#### PROBLEM REQUIREMENTS:
Write out the whole listing again, exactly.

+ + + + +

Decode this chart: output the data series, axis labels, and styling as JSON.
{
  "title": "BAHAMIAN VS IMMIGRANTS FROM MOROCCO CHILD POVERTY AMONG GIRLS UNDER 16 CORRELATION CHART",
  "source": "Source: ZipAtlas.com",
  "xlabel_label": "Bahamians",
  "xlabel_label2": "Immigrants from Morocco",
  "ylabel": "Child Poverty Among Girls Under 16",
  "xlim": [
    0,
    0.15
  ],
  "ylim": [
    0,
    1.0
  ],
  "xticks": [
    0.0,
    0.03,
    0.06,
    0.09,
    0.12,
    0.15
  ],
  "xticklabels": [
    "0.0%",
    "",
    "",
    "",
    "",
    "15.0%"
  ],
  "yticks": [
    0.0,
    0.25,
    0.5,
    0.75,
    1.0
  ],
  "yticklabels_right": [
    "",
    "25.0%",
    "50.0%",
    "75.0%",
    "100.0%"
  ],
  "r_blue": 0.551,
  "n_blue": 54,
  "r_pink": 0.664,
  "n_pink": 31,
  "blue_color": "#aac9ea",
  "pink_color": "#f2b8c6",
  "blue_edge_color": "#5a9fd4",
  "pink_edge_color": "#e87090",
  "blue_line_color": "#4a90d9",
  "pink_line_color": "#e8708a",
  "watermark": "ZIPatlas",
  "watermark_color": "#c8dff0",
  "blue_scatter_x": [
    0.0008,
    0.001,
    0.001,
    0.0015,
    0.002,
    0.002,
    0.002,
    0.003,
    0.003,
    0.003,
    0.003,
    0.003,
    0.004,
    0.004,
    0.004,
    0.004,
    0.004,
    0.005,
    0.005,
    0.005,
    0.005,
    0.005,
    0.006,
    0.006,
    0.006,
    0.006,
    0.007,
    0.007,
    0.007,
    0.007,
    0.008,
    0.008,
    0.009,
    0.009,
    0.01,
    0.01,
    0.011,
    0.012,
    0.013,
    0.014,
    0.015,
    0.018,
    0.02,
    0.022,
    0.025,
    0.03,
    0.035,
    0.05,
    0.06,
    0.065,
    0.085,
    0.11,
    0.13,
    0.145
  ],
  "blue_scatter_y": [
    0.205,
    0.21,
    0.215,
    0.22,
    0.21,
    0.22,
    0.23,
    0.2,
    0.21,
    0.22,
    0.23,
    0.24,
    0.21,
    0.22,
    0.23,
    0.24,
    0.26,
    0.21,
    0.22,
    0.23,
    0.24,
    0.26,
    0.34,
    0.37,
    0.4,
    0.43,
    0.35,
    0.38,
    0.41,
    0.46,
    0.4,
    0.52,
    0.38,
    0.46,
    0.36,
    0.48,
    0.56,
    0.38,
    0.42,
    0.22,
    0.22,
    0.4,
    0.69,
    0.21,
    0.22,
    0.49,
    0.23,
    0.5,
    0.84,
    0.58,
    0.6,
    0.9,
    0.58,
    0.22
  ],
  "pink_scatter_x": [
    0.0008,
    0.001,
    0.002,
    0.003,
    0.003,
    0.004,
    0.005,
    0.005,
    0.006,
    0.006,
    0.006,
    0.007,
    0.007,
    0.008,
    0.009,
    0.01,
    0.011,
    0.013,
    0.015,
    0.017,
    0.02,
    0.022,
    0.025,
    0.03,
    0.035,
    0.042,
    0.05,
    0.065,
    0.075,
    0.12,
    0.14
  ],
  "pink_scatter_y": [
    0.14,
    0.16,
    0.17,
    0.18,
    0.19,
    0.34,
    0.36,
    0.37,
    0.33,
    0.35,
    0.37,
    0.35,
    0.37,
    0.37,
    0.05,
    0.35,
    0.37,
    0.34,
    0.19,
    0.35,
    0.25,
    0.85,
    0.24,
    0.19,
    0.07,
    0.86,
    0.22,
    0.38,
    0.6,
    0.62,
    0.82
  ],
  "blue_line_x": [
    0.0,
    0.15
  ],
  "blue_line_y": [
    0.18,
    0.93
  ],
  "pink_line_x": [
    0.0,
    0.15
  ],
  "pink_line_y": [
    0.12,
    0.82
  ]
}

+ + + + +

#### EXERCISE ANSWER:
Decode this chart: output the data series, axis labels, and styling as JSON.
{
  "title": "BAHAMIAN VS IMMIGRANTS FROM MOROCCO CHILD POVERTY AMONG GIRLS UNDER 16 CORRELATION CHART",
  "source": "Source: ZipAtlas.com",
  "xlabel_label": "Bahamians",
  "xlabel_label2": "Immigrants from Morocco",
  "ylabel": "Child Poverty Among Girls Under 16",
  "xlim": [
    0,
    0.15
  ],
  "ylim": [
    0,
    1.0
  ],
  "xticks": [
    0.0,
    0.03,
    0.06,
    0.09,
    0.12,
    0.15
  ],
  "xticklabels": [
    "0.0%",
    "",
    "",
    "",
    "",
    "15.0%"
  ],
  "yticks": [
    0.0,
    0.25,
    0.5,
    0.75,
    1.0
  ],
  "yticklabels_right": [
    "",
    "25.0%",
    "50.0%",
    "75.0%",
    "100.0%"
  ],
  "r_blue": 0.551,
  "n_blue": 54,
  "r_pink": 0.664,
  "n_pink": 31,
  "blue_color": "#aac9ea",
  "pink_color": "#f2b8c6",
  "blue_edge_color": "#5a9fd4",
  "pink_edge_color": "#e87090",
  "blue_line_color": "#4a90d9",
  "pink_line_color": "#e8708a",
  "watermark": "ZIPatlas",
  "watermark_color": "#c8dff0",
  "blue_scatter_x": [
    0.0008,
    0.001,
    0.001,
    0.0015,
    0.002,
    0.002,
    0.002,
    0.003,
    0.003,
    0.003,
    0.003,
    0.003,
    0.004,
    0.004,
    0.004,
    0.004,
    0.004,
    0.005,
    0.005,
    0.005,
    0.005,
    0.005,
    0.006,
    0.006,
    0.006,
    0.006,
    0.007,
    0.007,
    0.007,
    0.007,
    0.008,
    0.008,
    0.009,
    0.009,
    0.01,
    0.01,
    0.011,
    0.012,
    0.013,
    0.014,
    0.015,
    0.018,
    0.02,
    0.022,
    0.025,
    0.03,
    0.035,
    0.05,
    0.06,
    0.065,
    0.085,
    0.11,
    0.13,
    0.145
  ],
  "blue_scatter_y": [
    0.205,
    0.21,
    0.215,
    0.22,
    0.21,
    0.22,
    0.23,
    0.2,
    0.21,
    0.22,
    0.23,
    0.24,
    0.21,
    0.22,
    0.23,
    0.24,
    0.26,
    0.21,
    0.22,
    0.23,
    0.24,
    0.26,
    0.34,
    0.37,
    0.4,
    0.43,
    0.35,
    0.38,
    0.41,
    0.46,
    0.4,
    0.52,
    0.38,
    0.46,
    0.36,
    0.48,
    0.56,
    0.38,
    0.42,
    0.22,
    0.22,
    0.4,
    0.69,
    0.21,
    0.22,
    0.49,
    0.23,
    0.5,
    0.84,
    0.58,
    0.6,
    0.9,
    0.58,
    0.22
  ],
  "pink_scatter_x": [
    0.0008,
    0.001,
    0.002,
    0.003,
    0.003,
    0.004,
    0.005,
    0.005,
    0.006,
    0.006,
    0.006,
    0.007,
    0.007,
    0.008,
    0.009,
    0.01,
    0.011,
    0.013,
    0.015,
    0.017,
    0.02,
    0.022,
    0.025,
    0.03,
    0.035,
    0.042,
    0.05,
    0.065,
    0.075,
    0.12,
    0.14
  ],
  "pink_scatter_y": [
    0.14,
    0.16,
    0.17,
    0.18,
    0.19,
    0.34,
    0.36,
    0.37,
    0.33,
    0.35,
    0.37,
    0.35,
    0.37,
    0.37,
    0.05,
    0.35,
    0.37,
    0.34,
    0.19,
    0.35,
    0.25,
    0.85,
    0.24,
    0.19,
    0.07,
    0.86,
    0.22,
    0.38,
    0.6,
    0.62,
    0.82
  ],
  "blue_line_x": [
    0.0,
    0.15
  ],
  "blue_line_y": [
    0.18,
    0.93
  ],
  "pink_line_x": [
    0.0,
    0.15
  ],
  "pink_line_y": [
    0.12,
    0.82
  ]
}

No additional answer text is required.